Goal: Output the material below in its entirety, exactly as given.

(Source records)
# # # #

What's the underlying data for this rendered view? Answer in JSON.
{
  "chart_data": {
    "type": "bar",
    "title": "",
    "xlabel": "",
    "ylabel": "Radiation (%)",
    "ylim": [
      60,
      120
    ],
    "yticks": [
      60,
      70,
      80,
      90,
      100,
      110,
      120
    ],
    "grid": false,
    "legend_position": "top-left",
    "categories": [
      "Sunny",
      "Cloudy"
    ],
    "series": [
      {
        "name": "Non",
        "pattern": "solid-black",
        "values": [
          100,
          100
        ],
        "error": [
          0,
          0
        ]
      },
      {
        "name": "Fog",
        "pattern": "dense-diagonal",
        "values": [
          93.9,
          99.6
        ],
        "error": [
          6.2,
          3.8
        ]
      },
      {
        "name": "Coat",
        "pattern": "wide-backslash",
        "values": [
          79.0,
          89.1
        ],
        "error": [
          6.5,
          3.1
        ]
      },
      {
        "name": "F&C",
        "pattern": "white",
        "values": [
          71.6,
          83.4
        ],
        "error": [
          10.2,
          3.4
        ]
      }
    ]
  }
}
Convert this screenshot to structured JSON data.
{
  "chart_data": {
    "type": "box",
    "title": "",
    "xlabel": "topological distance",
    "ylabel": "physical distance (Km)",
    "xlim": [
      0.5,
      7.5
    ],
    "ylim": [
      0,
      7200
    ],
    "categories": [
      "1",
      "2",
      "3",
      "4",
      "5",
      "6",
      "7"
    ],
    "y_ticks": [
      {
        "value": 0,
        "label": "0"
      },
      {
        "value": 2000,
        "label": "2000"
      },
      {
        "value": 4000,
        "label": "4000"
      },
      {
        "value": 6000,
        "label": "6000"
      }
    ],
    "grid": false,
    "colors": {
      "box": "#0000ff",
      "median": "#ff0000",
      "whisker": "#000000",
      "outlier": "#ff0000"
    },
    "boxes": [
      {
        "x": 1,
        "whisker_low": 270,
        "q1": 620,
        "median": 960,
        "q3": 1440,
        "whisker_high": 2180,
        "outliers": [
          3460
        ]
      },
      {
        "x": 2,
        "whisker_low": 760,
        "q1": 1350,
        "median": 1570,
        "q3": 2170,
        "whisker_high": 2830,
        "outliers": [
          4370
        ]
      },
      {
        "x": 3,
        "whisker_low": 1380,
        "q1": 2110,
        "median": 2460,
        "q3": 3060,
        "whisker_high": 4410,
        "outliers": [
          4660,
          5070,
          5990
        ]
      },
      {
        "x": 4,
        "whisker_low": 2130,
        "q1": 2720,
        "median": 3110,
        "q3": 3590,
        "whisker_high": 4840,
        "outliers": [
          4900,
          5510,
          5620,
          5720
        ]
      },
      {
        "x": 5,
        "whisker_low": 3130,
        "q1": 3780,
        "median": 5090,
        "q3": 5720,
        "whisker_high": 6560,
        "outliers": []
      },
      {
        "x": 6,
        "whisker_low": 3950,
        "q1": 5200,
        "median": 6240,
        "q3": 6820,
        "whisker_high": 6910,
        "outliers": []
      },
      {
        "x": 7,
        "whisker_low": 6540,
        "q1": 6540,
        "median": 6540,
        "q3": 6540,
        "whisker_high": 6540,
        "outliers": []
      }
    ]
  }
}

# # # #

Result below:
What's the underlying data for this rendered view? Answer in JSON.
{
  "chart_data": {
    "type": "bar",
    "title": "",
    "xlabel": "",
    "ylabel": "Radiation (%)",
    "ylim": [
      60,
      120
    ],
    "yticks": [
      60,
      70,
      80,
      90,
      100,
      110,
      120
    ],
    "grid": false,
    "legend_position": "top-left",
    "categories": [
      "Sunny",
      "Cloudy"
    ],
    "series": [
      {
        "name": "Non",
        "pattern": "solid-black",
        "values": [
          100,
          100
        ],
        "error": [
          0,
          0
        ]
      },
      {
        "name": "Fog",
        "pattern": "dense-diagonal",
        "values": [
          93.9,
          99.6
        ],
        "error": [
          6.2,
          3.8
        ]
      },
      {
        "name": "Coat",
        "pattern": "wide-backslash",
        "values": [
          79.0,
          89.1
        ],
        "error": [
          6.5,
          3.1
        ]
      },
      {
        "name": "F&C",
        "pattern": "white",
        "values": [
          71.6,
          83.4
        ],
        "error": [
          10.2,
          3.4
        ]
      }
    ]
  }
}
Convert this screenshot to structured JSON data.
{
  "chart_data": {
    "type": "box",
    "title": "",
    "xlabel": "topological distance",
    "ylabel": "physical distance (Km)",
    "xlim": [
      0.5,
      7.5
    ],
    "ylim": [
      0,
      7200
    ],
    "categories": [
      "1",
      "2",
      "3",
      "4",
      "5",
      "6",
      "7"
    ],
    "y_ticks": [
      {
        "value": 0,
        "label": "0"
      },
      {
        "value": 2000,
        "label": "2000"
      },
      {
        "value": 4000,
        "label": "4000"
      },
      {
        "value": 6000,
        "label": "6000"
      }
    ],
    "grid": false,
    "colors": {
      "box": "#0000ff",
      "median": "#ff0000",
      "whisker": "#000000",
      "outlier": "#ff0000"
    },
    "boxes": [
      {
        "x": 1,
        "whisker_low": 270,
        "q1": 620,
        "median": 960,
        "q3": 1440,
        "whisker_high": 2180,
        "outliers": [
          3460
        ]
      },
      {
        "x": 2,
        "whisker_low": 760,
        "q1": 1350,
        "median": 1570,
        "q3": 2170,
        "whisker_high": 2830,
        "outliers": [
          4370
        ]
      },
      {
        "x": 3,
        "whisker_low": 1380,
        "q1": 2110,
        "median": 2460,
        "q3": 3060,
        "whisker_high": 4410,
        "outliers": [
          4660,
          5070,
          5990
        ]
      },
      {
        "x": 4,
        "whisker_low": 2130,
        "q1": 2720,
        "median": 3110,
        "q3": 3590,
        "whisker_high": 4840,
        "outliers": [
          4900,
          5510,
          5620,
          5720
        ]
      },
      {
        "x": 5,
        "whisker_low": 3130,
        "q1": 3780,
        "median": 5090,
        "q3": 5720,
        "whisker_high": 6560,
        "outliers": []
      },
      {
        "x": 6,
        "whisker_low": 3950,
        "q1": 5200,
        "median": 6240,
        "q3": 6820,
        "whisker_high": 6910,
        "outliers": []
      },
      {
        "x": 7,
        "whisker_low": 6540,
        "q1": 6540,
        "median": 6540,
        "q3": 6540,
        "whisker_high": 6540,
        "outliers": []
      }
    ]
  }
}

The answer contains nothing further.